Input material>

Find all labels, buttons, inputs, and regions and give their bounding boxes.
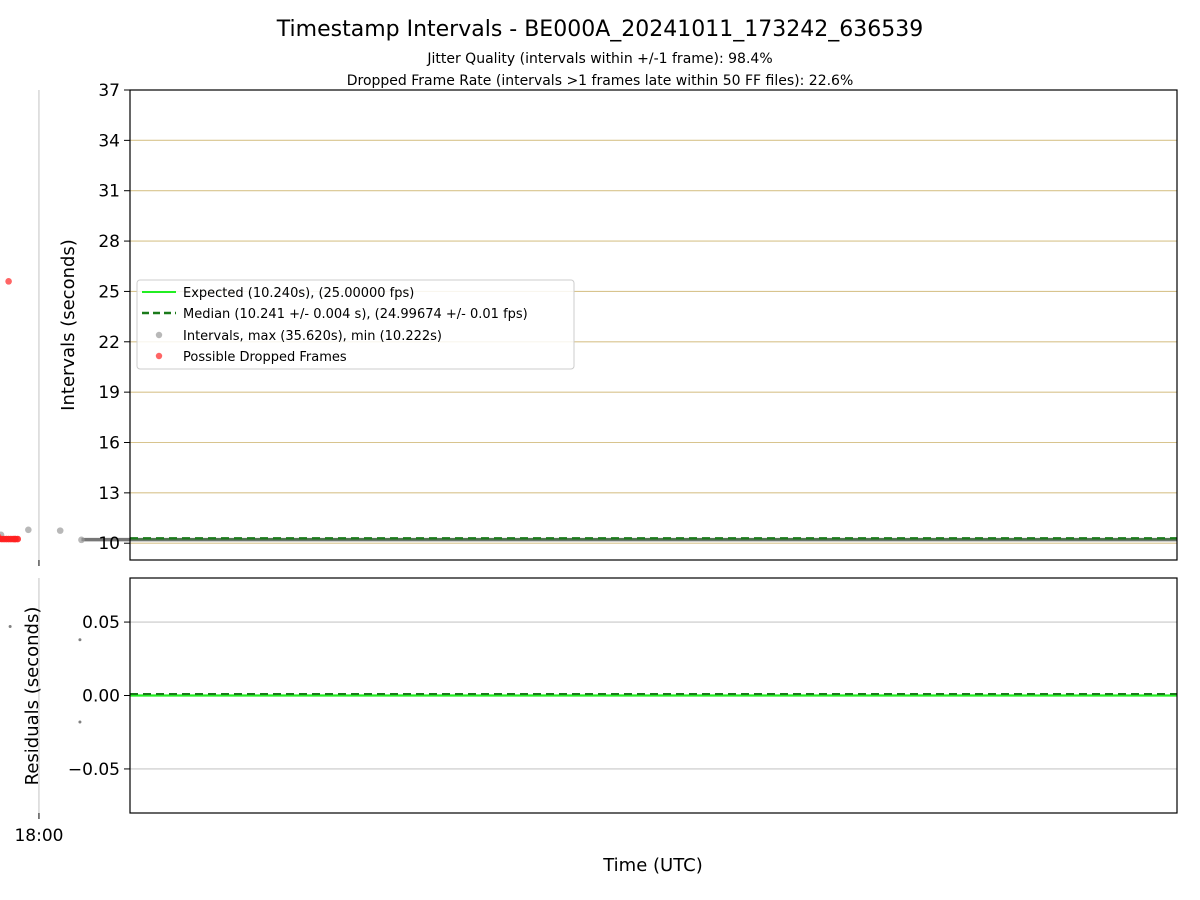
residual-outlier-point (78, 638, 82, 642)
residual-outlier-point (26, 629, 30, 633)
y-tick-label: 34 (98, 131, 120, 151)
residuals-x-ticks: 18:0020:0022:0000:0002:0004:00 (14, 813, 63, 846)
y-tick-label: 19 (98, 383, 120, 403)
y-tick-label: 31 (98, 182, 120, 202)
legend-expected-label: Expected (10.240s), (25.00000 fps) (183, 286, 414, 301)
intervals-axes-frame (129, 89, 1178, 561)
y-tick-label: 22 (98, 333, 120, 353)
y-tick-label: −0.05 (68, 760, 120, 780)
chart-subtitle-jitter: Jitter Quality (intervals within +/-1 fr… (426, 51, 772, 67)
dropped-frame-point (5, 278, 12, 285)
dropped-frame-point (0, 537, 1, 541)
legend-median-label: Median (10.241 +/- 0.004 s), (24.99674 +… (183, 307, 528, 322)
y-tick-label: 28 (98, 232, 120, 252)
intervals-y-ticks: 10 13 16 19 22 25 28 31 34 37 (98, 81, 130, 554)
interval-point (25, 526, 32, 534)
y-tick-label: 10 (98, 534, 120, 554)
residuals-reference-lines (130, 693, 1177, 697)
y-tick-label: 0.00 (82, 687, 120, 707)
residuals-y-ticks: −0.05 0.00 0.05 (68, 613, 130, 780)
legend-box (136, 279, 575, 370)
intervals-panel: 10 13 16 19 22 25 28 31 34 37 Intervals (seconds)… (0, 81, 1178, 566)
residuals-y-axis-label: Residuals (seconds) (22, 607, 43, 786)
legend-intervals-marker (155, 331, 163, 339)
y-tick-label: 37 (98, 81, 120, 101)
y-tick-label: 13 (98, 484, 120, 504)
chart-subtitle-dropped: Dropped Frame Rate (intervals >1 frames … (347, 73, 854, 89)
interval-point (78, 536, 85, 544)
intervals-points (0, 278, 85, 544)
interval-point (56, 527, 64, 534)
intervals-reference-lines (81, 537, 1177, 542)
y-tick-label: 25 (98, 282, 120, 302)
residual-outlier-point (8, 624, 12, 628)
residuals-panel: −0.05 0.00 0.05 18:0020:0022:0000:0002:000… (8, 577, 1178, 876)
chart-title: Timestamp Intervals - BE000A_20241011_17… (276, 17, 923, 42)
legend-dropped-marker (155, 352, 163, 360)
intervals-x-ticks (38, 560, 40, 566)
intervals-y-axis-label: Intervals (seconds) (58, 239, 79, 411)
dropped-frame-point (0, 535, 3, 543)
y-tick-label: 16 (98, 434, 120, 454)
legend-intervals-label: Intervals, max (35.620s), min (10.222s) (183, 329, 442, 344)
legend: Expected (10.240s), (25.00000 fps) Media… (136, 279, 575, 370)
x-tick-label: 18:00 (14, 826, 63, 846)
residual-outlier-point (78, 720, 82, 724)
residuals-points (8, 624, 82, 724)
x-axis-label: Time (UTC) (602, 855, 703, 876)
legend-dropped-label: Possible Dropped Frames (183, 350, 347, 365)
y-tick-label: 0.05 (82, 613, 120, 633)
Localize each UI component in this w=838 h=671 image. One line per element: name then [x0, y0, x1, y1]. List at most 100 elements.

Exercise goal>
Pull out each line in the rows above that contains the string "Expected".

Result>
legend-expected-label: Expected (10.240s), (25.00000 fps) (183, 286, 414, 301)
legend: Expected (10.240s), (25.00000 fps) Media… (136, 279, 575, 370)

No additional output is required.